» **What to work on**
Return every line below in which "הממשלה" appears.

(Source data)
┌──

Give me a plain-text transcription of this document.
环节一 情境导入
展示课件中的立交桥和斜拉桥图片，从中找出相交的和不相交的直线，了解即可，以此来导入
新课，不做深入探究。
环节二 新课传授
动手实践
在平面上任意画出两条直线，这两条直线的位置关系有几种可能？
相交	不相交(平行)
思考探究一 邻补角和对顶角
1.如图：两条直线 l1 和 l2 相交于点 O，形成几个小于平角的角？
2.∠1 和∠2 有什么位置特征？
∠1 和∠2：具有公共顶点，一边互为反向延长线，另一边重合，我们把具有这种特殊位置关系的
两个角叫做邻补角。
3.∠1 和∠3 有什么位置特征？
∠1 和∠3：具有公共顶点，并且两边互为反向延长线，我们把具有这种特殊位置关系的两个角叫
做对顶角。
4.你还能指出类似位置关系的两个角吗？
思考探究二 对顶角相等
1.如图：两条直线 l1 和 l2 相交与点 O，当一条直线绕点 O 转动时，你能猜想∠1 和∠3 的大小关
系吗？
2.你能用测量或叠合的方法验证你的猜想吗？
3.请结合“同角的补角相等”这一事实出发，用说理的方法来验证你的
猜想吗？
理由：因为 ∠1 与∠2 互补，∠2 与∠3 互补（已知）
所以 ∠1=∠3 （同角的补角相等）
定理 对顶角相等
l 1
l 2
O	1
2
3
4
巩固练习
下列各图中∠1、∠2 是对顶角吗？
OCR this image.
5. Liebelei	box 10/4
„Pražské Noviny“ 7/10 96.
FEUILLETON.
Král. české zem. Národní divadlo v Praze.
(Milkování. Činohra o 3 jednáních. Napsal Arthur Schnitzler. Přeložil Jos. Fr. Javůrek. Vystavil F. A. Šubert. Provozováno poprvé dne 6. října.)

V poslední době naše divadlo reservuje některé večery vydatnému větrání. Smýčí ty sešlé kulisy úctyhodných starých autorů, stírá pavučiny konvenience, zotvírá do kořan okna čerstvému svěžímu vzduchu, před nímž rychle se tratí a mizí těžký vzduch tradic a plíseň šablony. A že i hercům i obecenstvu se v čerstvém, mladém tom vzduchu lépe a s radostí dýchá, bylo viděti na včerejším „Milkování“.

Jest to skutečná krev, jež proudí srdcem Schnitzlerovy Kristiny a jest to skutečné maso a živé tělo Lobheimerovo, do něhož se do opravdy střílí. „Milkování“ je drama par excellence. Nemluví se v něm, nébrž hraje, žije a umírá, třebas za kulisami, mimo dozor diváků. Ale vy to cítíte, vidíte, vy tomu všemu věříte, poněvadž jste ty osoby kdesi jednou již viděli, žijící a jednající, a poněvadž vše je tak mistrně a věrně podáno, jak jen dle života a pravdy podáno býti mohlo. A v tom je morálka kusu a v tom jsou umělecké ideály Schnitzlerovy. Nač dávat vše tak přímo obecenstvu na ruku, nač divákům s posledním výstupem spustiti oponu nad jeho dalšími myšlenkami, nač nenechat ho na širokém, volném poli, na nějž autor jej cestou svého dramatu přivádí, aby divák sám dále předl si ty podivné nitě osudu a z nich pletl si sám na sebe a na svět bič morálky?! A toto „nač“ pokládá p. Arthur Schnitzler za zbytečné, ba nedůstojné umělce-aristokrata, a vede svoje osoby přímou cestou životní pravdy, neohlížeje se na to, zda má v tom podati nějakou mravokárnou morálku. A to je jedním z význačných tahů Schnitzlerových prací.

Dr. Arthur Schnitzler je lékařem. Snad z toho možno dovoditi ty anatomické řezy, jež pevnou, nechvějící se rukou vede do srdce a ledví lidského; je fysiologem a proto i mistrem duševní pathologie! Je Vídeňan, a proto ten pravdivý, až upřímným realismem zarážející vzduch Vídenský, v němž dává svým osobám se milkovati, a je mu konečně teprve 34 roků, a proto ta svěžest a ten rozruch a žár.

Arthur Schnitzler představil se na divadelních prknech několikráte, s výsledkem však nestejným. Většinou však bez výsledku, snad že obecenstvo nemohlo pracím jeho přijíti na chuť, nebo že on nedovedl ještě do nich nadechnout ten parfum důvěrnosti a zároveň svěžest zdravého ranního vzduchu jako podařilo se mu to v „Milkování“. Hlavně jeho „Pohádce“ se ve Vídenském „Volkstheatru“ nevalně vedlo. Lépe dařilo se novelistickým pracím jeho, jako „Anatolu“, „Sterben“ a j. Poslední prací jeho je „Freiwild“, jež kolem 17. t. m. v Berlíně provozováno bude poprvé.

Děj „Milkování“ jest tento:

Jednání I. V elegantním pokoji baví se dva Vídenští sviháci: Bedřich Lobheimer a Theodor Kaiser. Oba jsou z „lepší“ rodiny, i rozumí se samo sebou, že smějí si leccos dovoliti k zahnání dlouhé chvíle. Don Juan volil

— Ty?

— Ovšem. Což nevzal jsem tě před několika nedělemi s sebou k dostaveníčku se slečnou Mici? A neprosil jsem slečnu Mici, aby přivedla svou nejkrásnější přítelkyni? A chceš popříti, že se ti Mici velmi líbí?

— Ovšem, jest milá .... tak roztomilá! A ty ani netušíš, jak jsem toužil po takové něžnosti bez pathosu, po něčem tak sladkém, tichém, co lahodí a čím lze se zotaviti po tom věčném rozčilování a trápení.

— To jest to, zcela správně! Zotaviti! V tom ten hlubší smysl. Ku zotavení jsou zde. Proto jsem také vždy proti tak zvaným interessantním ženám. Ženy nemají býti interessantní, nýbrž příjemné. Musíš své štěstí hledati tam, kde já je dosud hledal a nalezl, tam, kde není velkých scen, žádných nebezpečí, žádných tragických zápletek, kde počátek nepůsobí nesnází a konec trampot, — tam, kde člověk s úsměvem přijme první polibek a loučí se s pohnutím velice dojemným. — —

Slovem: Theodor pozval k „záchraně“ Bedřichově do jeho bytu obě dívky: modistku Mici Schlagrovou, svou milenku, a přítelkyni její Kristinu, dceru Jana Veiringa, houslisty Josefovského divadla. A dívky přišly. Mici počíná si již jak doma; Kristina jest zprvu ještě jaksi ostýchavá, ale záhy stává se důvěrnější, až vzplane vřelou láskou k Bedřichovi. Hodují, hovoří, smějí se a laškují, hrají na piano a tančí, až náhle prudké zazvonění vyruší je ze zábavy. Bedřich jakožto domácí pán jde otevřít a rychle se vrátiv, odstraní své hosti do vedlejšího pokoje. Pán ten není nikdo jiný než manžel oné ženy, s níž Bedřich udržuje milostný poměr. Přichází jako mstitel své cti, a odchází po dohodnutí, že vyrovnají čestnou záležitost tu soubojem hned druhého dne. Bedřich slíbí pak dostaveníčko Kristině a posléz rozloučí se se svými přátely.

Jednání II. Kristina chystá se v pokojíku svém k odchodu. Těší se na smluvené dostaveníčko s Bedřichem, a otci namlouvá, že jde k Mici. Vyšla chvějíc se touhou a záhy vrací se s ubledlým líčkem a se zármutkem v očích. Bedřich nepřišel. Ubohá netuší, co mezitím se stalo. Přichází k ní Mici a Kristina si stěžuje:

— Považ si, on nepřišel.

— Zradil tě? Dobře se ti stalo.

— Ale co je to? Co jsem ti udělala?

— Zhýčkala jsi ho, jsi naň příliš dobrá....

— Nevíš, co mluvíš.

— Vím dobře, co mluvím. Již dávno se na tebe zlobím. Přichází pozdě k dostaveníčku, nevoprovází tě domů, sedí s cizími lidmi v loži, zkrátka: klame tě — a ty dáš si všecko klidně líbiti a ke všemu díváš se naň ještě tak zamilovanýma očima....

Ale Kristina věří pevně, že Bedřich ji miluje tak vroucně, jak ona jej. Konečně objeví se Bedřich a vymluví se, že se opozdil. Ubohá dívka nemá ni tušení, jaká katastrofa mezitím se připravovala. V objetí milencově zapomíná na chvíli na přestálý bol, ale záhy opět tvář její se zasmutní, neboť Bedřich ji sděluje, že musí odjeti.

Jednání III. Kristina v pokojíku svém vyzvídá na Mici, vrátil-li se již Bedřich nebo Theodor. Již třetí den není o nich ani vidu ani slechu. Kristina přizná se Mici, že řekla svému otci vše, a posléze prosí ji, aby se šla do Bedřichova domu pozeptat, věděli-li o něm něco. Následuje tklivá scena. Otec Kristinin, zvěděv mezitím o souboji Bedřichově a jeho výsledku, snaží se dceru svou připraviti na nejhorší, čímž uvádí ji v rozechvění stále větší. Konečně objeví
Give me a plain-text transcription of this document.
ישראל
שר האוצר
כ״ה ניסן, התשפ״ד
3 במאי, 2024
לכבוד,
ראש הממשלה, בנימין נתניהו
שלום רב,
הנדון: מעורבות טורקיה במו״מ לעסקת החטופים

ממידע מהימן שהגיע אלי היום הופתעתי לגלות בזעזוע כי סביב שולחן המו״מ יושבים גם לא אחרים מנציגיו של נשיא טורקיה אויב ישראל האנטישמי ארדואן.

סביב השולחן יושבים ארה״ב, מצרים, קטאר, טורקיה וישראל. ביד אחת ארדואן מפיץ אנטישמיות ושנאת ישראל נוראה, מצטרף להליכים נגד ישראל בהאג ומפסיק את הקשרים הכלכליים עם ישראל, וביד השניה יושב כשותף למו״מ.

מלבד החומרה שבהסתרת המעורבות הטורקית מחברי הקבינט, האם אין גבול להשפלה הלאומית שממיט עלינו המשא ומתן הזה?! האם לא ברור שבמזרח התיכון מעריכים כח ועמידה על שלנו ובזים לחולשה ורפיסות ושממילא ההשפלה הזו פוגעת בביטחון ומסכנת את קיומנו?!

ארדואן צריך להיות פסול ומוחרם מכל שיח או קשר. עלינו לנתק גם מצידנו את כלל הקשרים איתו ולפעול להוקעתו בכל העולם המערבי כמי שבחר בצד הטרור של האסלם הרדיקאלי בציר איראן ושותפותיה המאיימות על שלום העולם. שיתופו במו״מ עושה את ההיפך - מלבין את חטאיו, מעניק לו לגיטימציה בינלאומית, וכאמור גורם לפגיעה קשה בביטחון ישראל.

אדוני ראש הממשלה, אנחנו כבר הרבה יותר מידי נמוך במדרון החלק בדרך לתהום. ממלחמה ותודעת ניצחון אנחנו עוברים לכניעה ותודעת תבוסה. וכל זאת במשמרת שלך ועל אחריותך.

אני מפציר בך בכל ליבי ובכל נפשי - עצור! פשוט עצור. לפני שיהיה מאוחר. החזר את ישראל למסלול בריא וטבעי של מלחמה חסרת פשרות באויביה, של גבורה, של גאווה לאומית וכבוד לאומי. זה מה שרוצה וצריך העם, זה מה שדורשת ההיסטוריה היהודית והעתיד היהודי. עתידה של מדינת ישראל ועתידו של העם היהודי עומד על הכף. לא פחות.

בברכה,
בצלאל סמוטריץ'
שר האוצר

└──

» **Result**
ראש הממשלה, בנימין נתניהו
אדוני ראש הממשלה, אנחנו כבר הרבה יותר מידי נמוך במדרון החלק בדרך לתהום. ממלחמה ותודעת ניצחון אנחנו עוברים לכניעה ותודעת תבוסה. וכל זאת במשמרת שלך ועל אחריותך.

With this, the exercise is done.